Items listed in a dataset
+++

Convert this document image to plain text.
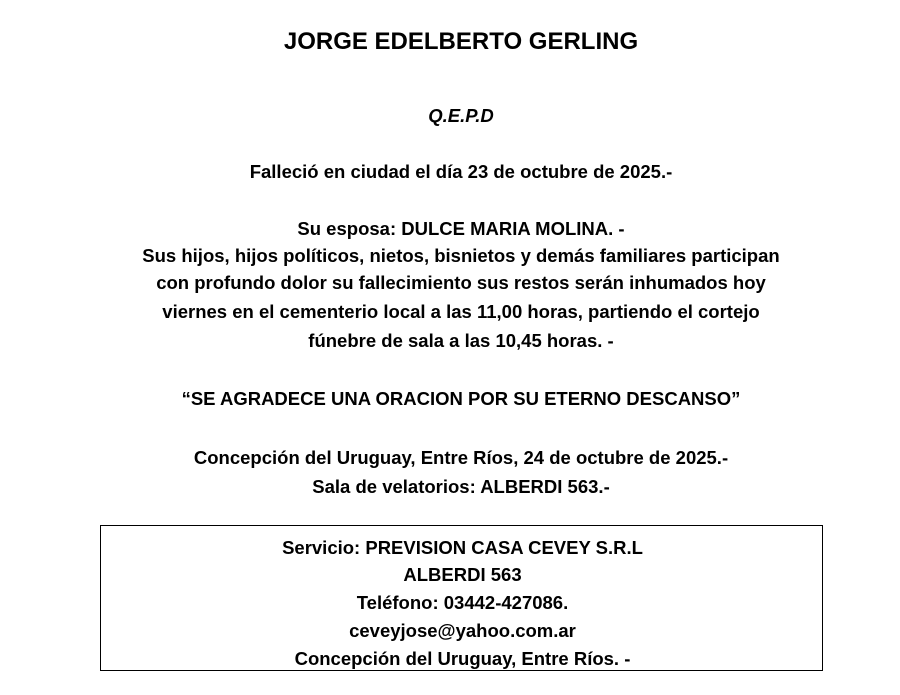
JORGE EDELBERTO GERLING
Q.E.P.D
Falleció en ciudad el día 23 de octubre de 2025.-
Su esposa: DULCE MARIA MOLINA. -
Sus hijos, hijos políticos, nietos, bisnietos y demás familiares participan
con profundo dolor su fallecimiento sus restos serán inhumados hoy
viernes en el cementerio local a las 11,00 horas, partiendo el cortejo
fúnebre de sala a las 10,45 horas. -
“SE AGRADECE UNA ORACION POR SU ETERNO DESCANSO”
Concepción del Uruguay, Entre Ríos, 24 de octubre de 2025.-
Sala de velatorios: ALBERDI 563.-
Servicio: PREVISION CASA CEVEY S.R.L
ALBERDI 563
Teléfono: 03442-427086.
ceveyjose@yahoo.com.ar
Concepción del Uruguay, Entre Ríos. -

+++

Write the records out again in full, exactly, and skip every picture.

[SOLUTION TO THIS EXERCISE]
Convert this document image to plain text.
JORGE EDELBERTO GERLING
Q.E.P.D
Falleció en ciudad el día 23 de octubre de 2025.-
Su esposa: DULCE MARIA MOLINA. -
Sus hijos, hijos políticos, nietos, bisnietos y demás familiares participan
con profundo dolor su fallecimiento sus restos serán inhumados hoy
viernes en el cementerio local a las 11,00 horas, partiendo el cortejo
fúnebre de sala a las 10,45 horas. -
“SE AGRADECE UNA ORACION POR SU ETERNO DESCANSO”
Concepción del Uruguay, Entre Ríos, 24 de octubre de 2025.-
Sala de velatorios: ALBERDI 563.-
Servicio: PREVISION CASA CEVEY S.R.L
ALBERDI 563
Teléfono: 03442-427086.
ceveyjose@yahoo.com.ar
Concepción del Uruguay, Entre Ríos. -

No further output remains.